_Written problem:_
Among the lines listed below, count those that include the string "Assembly", and state only the count.

[Start Entries supplied]

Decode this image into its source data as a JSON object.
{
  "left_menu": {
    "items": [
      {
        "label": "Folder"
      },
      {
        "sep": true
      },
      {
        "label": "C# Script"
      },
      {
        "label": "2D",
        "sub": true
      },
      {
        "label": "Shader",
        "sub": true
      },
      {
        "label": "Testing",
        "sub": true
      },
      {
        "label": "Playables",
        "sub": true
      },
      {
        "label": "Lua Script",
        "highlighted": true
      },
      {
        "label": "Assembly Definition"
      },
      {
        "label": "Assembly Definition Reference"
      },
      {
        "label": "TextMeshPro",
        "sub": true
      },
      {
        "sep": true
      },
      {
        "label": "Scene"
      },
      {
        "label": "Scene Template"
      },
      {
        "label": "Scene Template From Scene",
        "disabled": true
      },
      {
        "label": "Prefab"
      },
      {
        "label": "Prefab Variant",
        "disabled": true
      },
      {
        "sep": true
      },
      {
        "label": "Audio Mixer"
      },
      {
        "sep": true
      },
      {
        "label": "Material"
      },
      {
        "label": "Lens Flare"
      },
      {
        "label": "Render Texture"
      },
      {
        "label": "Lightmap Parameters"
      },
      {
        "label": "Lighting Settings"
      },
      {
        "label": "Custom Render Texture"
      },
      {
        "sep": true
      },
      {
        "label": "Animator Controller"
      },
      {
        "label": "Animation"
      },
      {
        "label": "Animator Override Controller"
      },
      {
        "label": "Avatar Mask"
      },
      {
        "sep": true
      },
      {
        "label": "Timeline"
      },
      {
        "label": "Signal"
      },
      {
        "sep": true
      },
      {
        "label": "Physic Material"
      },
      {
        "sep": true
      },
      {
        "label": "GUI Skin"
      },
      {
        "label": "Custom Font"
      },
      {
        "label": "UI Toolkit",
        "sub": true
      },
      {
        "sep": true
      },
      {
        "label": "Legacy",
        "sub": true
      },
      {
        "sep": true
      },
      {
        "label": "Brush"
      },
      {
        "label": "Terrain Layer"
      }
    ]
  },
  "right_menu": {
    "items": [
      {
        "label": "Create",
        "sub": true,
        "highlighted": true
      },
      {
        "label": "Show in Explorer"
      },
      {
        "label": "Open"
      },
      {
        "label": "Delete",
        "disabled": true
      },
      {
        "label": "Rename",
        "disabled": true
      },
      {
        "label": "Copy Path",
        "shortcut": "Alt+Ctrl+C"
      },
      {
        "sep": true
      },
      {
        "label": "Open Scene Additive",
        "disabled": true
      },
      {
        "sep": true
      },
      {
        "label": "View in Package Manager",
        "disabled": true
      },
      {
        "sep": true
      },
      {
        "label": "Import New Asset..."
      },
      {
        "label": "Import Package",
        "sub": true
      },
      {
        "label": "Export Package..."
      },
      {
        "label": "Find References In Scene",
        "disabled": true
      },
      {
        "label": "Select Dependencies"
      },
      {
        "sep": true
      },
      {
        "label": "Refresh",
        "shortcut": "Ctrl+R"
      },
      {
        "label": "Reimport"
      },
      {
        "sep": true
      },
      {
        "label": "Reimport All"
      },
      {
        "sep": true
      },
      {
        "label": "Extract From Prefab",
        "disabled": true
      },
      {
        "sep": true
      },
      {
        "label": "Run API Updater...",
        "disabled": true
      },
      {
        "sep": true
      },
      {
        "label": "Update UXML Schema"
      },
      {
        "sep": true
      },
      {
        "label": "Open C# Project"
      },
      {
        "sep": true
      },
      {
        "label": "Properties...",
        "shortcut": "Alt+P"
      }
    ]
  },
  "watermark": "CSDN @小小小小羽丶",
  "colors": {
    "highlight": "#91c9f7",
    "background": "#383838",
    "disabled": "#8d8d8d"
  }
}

[End Entries supplied]

_Output of the task:_
2